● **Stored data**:
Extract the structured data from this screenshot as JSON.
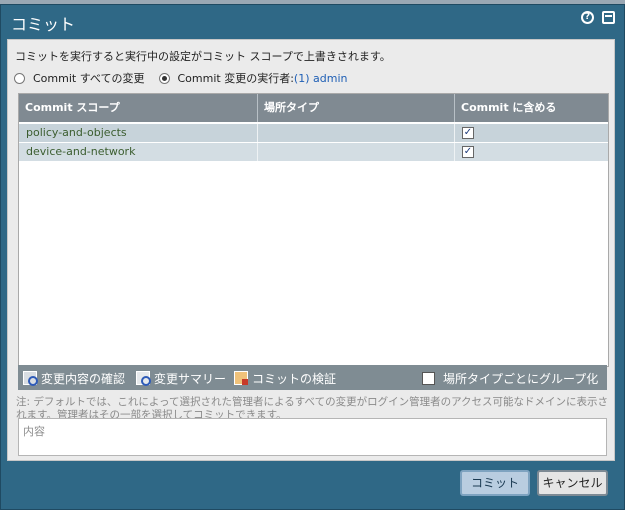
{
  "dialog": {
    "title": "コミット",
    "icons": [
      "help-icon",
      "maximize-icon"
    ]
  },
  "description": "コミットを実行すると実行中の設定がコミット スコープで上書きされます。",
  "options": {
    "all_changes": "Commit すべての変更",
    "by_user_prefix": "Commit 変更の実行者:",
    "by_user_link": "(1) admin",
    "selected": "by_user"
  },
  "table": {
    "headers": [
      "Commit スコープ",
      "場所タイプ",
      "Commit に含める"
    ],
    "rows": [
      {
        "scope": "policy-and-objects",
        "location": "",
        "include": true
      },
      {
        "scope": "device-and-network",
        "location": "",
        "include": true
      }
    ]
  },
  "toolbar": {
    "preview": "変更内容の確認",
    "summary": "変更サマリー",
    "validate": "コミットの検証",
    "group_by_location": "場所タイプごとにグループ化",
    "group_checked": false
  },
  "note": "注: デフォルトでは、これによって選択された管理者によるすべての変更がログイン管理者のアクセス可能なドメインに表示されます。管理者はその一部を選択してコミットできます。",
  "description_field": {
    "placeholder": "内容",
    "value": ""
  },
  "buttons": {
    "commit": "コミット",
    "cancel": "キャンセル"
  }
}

==

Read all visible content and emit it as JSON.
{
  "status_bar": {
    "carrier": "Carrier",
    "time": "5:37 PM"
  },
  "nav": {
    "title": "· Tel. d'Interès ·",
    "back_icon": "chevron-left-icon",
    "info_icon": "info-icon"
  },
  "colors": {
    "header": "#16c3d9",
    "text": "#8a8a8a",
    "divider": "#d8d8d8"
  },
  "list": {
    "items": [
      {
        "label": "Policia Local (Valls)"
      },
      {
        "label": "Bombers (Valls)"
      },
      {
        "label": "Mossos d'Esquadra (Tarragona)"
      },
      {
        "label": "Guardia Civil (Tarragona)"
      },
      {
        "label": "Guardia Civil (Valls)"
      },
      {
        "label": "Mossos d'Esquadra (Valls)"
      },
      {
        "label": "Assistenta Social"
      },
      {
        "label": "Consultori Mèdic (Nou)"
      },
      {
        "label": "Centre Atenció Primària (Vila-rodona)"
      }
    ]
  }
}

● **TASK BRIEF**:
Write out every line of the data that holds the word "Civil".

● **RESPONSE FOR THIS EXERCISE**:
        "label": "Guardia Civil (Tarragona)"
        "label": "Guardia Civil (Valls)"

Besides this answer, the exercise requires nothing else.